* Begin Exercise data *

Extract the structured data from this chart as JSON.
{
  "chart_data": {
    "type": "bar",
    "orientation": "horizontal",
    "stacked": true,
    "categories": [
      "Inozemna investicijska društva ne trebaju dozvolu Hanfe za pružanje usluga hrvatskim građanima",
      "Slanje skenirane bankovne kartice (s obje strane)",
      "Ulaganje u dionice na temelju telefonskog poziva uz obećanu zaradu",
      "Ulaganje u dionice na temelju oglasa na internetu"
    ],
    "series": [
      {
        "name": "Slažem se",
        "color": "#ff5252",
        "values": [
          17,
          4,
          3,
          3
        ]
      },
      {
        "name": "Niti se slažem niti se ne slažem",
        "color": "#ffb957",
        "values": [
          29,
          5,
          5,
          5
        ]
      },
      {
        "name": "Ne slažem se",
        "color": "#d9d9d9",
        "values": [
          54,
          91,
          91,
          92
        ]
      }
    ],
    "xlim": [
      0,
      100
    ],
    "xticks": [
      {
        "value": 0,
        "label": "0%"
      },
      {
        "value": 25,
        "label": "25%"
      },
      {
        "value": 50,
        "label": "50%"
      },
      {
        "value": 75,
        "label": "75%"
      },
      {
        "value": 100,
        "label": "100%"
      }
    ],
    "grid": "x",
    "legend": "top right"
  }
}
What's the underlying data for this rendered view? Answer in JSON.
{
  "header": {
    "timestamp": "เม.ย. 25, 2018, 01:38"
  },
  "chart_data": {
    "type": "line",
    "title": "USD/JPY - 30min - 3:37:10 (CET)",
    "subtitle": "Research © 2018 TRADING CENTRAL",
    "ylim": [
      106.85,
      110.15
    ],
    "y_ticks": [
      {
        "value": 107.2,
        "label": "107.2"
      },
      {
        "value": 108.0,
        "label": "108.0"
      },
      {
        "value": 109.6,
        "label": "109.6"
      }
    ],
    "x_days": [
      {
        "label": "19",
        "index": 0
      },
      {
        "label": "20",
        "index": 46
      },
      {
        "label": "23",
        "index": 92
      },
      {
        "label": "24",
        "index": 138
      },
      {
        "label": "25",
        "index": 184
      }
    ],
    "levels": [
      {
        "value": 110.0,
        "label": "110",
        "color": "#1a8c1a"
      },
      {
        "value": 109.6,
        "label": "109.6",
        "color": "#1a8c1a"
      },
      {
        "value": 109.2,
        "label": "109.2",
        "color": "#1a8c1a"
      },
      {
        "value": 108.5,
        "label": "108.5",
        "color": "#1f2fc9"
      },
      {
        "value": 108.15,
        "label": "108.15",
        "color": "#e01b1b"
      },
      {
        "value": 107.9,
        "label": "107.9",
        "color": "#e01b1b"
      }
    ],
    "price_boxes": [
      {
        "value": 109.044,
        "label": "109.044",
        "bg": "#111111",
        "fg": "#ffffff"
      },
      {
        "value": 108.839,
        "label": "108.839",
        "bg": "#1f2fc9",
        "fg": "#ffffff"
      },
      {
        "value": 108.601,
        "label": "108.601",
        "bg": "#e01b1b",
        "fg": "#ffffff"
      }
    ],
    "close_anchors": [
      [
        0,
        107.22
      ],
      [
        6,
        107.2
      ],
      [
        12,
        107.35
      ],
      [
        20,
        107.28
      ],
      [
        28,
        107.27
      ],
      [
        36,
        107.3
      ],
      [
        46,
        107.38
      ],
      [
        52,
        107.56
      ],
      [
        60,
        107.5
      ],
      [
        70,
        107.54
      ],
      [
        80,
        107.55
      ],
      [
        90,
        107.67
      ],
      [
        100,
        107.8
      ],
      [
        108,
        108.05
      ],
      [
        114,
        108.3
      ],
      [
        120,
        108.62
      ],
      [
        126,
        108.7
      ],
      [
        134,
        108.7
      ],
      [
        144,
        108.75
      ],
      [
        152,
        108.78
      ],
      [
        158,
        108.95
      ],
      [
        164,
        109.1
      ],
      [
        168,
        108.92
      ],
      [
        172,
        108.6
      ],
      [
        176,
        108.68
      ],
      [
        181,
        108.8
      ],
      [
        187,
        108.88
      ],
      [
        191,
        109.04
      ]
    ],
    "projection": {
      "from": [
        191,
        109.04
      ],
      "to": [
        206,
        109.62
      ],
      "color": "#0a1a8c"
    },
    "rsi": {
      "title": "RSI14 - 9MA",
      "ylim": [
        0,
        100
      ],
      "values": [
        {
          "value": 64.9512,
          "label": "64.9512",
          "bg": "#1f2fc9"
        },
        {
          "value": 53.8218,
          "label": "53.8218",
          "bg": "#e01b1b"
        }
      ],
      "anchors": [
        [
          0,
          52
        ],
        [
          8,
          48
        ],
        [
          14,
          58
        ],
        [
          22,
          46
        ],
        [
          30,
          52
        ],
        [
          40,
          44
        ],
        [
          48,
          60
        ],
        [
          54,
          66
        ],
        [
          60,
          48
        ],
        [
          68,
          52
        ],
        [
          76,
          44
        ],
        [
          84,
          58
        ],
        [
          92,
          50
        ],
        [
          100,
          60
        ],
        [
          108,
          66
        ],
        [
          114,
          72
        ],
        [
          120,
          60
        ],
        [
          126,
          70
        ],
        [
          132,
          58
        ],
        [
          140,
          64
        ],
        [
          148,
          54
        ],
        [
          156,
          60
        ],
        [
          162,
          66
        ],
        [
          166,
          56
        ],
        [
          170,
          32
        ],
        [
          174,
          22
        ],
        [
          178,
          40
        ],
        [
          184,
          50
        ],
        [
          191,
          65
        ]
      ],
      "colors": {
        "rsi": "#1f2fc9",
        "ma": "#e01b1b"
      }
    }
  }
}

* End Exercise data *
* Begin Exercise data *

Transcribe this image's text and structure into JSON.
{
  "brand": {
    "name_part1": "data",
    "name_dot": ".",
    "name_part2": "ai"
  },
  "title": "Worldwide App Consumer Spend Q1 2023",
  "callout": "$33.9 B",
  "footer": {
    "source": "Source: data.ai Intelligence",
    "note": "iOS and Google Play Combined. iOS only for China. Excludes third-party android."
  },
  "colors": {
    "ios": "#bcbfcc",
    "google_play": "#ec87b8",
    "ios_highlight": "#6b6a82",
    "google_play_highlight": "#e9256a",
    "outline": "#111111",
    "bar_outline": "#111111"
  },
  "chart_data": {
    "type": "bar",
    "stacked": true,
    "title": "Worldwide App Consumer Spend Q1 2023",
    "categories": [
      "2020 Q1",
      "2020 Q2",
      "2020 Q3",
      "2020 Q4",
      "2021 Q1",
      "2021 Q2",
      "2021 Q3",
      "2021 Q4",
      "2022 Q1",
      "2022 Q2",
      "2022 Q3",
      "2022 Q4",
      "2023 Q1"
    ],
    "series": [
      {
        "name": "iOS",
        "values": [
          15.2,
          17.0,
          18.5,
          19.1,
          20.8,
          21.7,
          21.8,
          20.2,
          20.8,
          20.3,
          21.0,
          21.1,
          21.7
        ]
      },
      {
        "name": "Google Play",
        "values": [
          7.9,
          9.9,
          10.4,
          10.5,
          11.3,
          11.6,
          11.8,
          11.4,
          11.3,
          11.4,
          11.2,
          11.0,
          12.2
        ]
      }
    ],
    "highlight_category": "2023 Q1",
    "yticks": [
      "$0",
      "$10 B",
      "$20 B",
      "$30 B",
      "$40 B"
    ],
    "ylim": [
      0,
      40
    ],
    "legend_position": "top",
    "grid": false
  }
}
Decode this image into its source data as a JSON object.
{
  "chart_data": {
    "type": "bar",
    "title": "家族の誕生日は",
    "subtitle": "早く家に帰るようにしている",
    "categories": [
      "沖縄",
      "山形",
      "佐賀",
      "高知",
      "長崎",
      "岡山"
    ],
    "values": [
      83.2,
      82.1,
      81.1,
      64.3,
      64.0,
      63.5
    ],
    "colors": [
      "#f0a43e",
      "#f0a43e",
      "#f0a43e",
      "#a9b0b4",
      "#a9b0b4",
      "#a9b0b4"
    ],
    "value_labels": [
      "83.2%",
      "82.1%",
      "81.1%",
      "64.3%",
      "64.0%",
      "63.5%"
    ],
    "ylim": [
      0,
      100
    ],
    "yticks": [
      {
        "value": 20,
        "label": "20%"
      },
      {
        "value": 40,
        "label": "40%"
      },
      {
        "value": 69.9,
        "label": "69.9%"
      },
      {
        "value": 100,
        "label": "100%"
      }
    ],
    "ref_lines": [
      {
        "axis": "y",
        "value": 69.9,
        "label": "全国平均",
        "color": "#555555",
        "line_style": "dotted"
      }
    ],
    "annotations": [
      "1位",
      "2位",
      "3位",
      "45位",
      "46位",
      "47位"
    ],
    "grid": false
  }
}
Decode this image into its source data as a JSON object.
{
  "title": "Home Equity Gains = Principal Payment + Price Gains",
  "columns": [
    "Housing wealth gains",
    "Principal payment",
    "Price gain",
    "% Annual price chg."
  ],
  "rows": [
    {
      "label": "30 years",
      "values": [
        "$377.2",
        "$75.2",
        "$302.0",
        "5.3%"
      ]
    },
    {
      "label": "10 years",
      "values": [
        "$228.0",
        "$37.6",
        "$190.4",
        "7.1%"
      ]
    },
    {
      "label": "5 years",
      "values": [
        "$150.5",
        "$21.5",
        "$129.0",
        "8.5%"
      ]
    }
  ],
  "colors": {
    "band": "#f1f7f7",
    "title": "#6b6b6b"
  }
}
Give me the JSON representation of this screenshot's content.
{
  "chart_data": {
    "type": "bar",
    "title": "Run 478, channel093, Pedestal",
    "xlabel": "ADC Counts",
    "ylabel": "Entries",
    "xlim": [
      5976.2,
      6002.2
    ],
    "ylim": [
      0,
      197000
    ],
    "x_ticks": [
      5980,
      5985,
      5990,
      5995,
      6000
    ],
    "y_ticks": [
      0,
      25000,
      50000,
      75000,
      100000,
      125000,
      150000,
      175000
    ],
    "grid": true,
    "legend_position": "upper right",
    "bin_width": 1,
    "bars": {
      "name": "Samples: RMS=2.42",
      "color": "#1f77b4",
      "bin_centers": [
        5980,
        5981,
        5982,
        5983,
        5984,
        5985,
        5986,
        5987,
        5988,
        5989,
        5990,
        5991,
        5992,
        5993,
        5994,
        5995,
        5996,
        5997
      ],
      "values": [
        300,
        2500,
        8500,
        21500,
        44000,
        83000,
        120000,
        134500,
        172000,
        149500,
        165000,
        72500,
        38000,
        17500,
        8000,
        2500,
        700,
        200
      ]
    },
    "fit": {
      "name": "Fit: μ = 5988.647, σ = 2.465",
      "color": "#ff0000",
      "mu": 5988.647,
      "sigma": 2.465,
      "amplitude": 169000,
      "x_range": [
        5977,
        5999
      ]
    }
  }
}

* End Exercise data *
* Begin Exercise data *

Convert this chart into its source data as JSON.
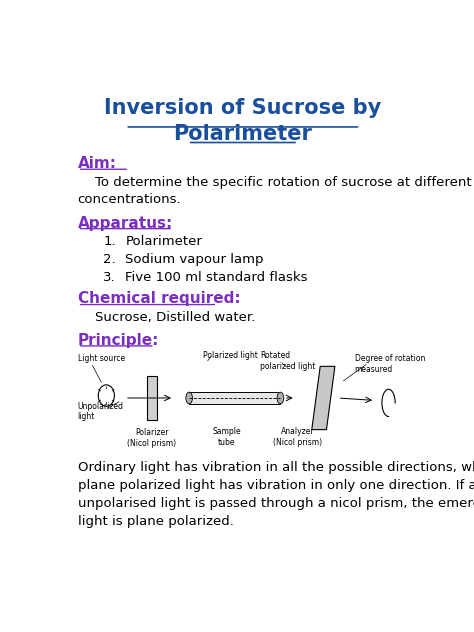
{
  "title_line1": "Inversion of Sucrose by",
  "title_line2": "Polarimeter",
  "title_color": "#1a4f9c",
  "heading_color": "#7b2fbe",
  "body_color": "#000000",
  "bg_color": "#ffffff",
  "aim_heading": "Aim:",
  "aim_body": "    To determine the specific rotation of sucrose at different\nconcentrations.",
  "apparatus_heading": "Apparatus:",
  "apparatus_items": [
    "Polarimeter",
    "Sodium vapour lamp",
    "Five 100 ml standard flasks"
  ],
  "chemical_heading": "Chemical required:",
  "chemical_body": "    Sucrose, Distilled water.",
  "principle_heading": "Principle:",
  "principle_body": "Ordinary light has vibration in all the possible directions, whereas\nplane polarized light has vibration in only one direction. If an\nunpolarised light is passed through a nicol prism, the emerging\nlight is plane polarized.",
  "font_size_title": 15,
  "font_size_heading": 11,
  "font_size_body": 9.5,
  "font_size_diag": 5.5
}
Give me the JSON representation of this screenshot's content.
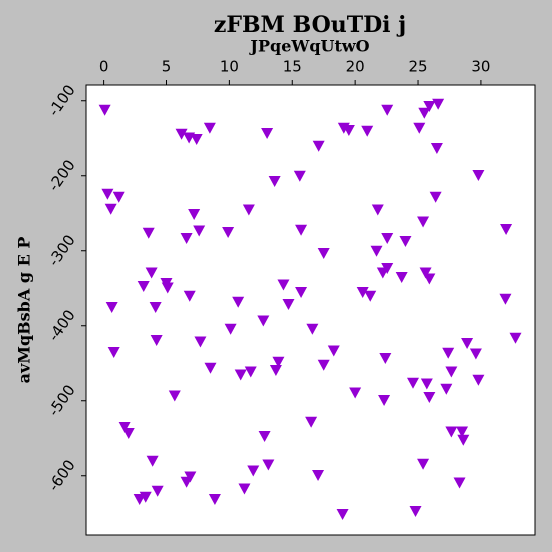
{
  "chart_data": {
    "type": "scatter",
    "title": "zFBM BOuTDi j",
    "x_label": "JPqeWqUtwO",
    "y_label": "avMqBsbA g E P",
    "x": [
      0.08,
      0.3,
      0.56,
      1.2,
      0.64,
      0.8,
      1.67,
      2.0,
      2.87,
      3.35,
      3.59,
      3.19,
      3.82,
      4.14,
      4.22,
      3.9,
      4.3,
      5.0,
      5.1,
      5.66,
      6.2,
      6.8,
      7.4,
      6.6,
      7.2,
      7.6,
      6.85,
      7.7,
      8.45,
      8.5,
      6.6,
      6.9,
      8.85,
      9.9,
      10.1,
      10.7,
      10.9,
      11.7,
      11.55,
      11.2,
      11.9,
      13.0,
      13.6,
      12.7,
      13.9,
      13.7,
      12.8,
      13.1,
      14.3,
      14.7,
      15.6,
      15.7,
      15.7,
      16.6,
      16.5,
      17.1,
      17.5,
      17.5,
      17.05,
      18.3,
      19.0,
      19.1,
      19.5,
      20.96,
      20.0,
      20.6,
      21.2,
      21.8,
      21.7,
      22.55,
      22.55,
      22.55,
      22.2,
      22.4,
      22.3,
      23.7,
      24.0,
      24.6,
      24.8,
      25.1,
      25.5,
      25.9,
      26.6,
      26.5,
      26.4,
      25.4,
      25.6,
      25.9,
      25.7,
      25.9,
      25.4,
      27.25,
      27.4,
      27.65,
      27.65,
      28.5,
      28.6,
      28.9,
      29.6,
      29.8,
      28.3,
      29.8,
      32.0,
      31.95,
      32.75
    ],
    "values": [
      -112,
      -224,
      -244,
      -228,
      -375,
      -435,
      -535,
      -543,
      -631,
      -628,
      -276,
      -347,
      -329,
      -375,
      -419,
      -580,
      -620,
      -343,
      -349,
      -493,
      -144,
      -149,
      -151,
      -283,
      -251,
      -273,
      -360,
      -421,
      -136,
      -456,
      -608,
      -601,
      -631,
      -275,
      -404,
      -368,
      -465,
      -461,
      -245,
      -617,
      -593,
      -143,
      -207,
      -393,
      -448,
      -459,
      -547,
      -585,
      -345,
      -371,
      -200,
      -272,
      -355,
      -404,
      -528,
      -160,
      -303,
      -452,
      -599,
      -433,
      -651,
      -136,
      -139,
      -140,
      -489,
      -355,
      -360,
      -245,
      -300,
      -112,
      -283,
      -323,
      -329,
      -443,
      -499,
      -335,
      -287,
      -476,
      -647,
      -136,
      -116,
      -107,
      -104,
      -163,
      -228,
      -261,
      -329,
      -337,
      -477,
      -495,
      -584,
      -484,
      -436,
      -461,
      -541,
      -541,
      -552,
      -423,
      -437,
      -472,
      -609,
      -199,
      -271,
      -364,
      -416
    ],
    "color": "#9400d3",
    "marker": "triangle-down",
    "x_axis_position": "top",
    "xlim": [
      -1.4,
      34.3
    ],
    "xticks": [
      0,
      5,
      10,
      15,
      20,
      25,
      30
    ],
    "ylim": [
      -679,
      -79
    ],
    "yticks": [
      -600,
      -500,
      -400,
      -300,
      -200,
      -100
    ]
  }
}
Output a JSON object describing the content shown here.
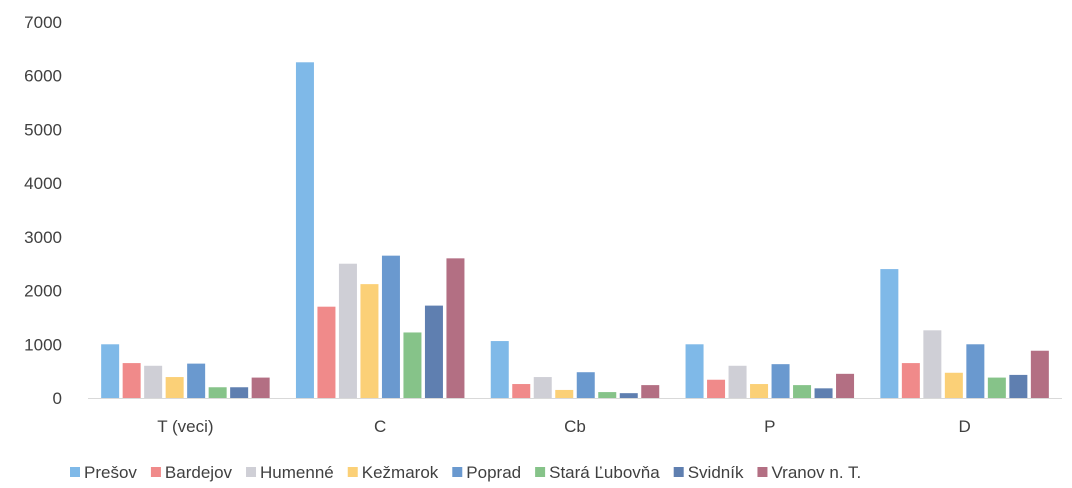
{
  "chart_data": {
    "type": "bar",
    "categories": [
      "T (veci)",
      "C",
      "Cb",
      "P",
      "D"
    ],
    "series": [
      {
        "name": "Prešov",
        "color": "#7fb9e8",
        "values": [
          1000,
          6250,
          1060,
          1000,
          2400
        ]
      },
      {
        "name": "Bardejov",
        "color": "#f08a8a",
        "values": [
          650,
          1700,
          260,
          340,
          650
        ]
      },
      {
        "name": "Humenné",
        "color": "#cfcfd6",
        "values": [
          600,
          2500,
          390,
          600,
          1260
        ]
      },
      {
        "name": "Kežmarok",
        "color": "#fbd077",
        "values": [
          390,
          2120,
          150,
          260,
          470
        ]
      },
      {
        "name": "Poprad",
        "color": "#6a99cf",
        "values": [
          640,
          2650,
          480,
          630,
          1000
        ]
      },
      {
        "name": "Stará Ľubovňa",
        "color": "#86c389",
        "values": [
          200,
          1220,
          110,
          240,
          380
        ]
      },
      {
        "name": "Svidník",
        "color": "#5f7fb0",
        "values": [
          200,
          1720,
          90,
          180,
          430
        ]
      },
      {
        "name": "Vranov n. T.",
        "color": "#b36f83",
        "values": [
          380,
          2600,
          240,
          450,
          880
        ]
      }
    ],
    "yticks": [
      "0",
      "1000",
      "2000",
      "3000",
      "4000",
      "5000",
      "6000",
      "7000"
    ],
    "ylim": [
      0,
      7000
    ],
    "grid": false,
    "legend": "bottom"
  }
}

* End Exercise data *

## Task goal:
Figure out how many lines of the data above include "temelju", then give the number and nothing more.

## Task output:
2